■ **Objective**
Find every line in the records below that holds the word "screenshot", and copy each one.

--- BEGIN ---

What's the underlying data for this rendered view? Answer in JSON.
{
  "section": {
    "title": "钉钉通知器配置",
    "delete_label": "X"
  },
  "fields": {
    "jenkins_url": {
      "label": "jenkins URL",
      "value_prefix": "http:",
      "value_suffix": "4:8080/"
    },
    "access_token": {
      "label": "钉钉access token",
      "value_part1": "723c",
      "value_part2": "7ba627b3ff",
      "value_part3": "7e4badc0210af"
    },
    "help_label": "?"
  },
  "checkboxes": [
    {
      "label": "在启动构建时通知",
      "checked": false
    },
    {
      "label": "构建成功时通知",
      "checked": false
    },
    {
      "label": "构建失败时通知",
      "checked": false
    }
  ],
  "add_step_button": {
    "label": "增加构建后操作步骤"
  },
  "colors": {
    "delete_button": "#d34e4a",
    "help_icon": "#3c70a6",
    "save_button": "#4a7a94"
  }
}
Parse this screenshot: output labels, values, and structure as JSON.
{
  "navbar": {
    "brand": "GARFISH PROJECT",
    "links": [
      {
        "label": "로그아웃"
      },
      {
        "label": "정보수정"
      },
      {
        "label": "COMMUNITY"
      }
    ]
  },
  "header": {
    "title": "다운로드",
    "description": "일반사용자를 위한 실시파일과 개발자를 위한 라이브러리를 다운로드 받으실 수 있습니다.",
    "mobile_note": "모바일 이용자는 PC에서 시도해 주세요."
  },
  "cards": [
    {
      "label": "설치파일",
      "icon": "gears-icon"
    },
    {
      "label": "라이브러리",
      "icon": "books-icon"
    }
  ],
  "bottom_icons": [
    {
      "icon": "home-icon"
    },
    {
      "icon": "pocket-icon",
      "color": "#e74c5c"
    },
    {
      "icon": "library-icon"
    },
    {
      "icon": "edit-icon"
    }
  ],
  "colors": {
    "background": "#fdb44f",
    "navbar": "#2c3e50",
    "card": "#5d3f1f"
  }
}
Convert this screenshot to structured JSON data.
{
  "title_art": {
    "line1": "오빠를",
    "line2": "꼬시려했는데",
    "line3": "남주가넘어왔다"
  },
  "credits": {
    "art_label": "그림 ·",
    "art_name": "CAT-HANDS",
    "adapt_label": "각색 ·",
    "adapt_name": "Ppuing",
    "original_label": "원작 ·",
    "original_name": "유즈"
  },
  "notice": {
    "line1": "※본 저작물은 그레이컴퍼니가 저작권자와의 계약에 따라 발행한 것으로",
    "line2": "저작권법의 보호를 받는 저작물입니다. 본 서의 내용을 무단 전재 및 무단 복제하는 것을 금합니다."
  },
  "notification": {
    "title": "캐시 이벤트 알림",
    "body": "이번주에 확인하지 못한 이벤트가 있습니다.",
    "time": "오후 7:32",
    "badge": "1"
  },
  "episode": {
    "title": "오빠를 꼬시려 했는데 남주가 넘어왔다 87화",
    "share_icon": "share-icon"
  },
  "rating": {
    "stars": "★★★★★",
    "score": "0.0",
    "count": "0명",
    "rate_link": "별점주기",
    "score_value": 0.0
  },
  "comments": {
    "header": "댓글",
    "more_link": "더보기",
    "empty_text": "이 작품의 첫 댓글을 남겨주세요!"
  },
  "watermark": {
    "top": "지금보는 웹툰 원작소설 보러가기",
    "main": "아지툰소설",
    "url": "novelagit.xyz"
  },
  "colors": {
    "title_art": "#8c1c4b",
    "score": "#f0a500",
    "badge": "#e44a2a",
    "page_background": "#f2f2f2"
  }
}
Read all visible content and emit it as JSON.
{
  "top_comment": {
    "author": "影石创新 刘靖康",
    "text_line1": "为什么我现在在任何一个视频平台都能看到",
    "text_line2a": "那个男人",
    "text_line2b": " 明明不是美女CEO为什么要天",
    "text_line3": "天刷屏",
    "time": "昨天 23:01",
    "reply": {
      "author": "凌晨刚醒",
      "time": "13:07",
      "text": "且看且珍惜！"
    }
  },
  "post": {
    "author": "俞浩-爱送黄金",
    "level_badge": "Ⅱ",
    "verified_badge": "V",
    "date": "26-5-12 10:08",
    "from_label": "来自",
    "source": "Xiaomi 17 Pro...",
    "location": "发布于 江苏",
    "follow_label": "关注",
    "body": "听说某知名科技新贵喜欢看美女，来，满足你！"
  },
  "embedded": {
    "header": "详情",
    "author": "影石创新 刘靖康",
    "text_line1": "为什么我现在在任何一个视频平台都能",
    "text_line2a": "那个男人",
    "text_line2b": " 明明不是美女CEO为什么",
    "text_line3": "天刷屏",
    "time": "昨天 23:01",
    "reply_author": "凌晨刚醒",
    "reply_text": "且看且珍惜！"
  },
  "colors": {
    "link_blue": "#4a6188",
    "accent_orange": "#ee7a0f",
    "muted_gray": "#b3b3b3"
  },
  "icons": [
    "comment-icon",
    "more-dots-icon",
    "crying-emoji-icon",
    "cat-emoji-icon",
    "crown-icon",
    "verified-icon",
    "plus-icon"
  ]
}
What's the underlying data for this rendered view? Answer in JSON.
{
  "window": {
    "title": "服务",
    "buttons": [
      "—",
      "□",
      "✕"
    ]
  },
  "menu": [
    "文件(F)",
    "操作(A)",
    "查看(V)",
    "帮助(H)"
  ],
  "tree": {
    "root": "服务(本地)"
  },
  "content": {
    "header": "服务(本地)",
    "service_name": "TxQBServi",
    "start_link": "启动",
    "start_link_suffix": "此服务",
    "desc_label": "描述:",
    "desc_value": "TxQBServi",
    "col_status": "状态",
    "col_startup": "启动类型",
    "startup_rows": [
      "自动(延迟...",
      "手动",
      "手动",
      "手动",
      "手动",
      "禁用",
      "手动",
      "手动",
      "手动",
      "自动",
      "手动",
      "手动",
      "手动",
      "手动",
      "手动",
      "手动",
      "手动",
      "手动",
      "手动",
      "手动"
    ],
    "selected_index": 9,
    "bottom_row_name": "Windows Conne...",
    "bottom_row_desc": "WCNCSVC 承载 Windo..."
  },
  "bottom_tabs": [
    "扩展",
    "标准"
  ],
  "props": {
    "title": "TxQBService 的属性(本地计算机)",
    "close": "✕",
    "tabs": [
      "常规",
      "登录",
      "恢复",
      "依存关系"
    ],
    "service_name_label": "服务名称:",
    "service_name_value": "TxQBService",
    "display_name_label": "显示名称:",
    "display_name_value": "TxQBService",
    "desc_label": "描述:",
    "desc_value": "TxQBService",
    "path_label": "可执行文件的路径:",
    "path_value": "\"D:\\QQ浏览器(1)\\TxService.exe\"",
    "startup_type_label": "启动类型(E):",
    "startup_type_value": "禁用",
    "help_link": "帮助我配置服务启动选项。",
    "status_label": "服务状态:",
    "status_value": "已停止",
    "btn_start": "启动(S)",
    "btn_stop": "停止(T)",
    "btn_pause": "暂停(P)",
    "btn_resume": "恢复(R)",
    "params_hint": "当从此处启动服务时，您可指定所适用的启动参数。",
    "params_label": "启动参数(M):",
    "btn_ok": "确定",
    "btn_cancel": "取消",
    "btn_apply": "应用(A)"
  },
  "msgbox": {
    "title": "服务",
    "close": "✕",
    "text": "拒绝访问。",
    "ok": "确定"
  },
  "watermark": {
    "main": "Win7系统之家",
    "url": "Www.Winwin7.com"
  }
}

--- END ---

■ **Answer for the task**
Parse this screenshot: output labels, values, and structure as JSON.
Convert this screenshot to structured JSON data.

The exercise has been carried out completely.